▸ TASK DESCRIPTION:
Return the listing below word for word.

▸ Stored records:
(begin)

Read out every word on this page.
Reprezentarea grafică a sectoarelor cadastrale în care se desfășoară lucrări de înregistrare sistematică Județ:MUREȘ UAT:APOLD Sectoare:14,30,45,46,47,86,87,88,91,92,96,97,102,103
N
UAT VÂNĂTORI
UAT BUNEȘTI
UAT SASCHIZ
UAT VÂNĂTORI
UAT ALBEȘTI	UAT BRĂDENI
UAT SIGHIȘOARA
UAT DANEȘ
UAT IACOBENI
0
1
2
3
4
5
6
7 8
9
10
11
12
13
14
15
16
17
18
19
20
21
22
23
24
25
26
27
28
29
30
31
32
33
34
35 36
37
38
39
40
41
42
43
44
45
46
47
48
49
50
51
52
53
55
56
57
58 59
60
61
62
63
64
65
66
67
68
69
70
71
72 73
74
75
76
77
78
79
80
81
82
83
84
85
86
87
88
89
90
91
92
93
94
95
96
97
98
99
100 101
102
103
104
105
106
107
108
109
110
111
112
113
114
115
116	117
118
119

(end)

▸ EXERCISE ANSWER:
Read out every word on this page.
Reprezentarea grafică a sectoarelor cadastrale în care se desfășoară lucrări de înregistrare sistematică Județ:MUREȘ UAT:APOLD Sectoare:14,30,45,46,47,86,87,88,91,92,96,97,102,103
N
UAT VÂNĂTORI
UAT BUNEȘTI
UAT SASCHIZ
UAT VÂNĂTORI
UAT ALBEȘTI	UAT BRĂDENI
UAT SIGHIȘOARA
UAT DANEȘ
UAT IACOBENI
0
1
2
3
4
5
6
7 8
9
10
11
12
13
14
15
16
17
18
19
20
21
22
23
24
25
26
27
28
29
30
31
32
33
34
35 36
37
38
39
40
41
42
43
44
45
46
47
48
49
50
51
52
53
55
56
57
58 59
60
61
62
63
64
65
66
67
68
69
70
71
72 73
74
75
76
77
78
79
80
81
82
83
84
85
86
87
88
89
90
91
92
93
94
95
96
97
98
99
100 101
102
103
104
105
106
107
108
109
110
111
112
113
114
115
116	117
118
119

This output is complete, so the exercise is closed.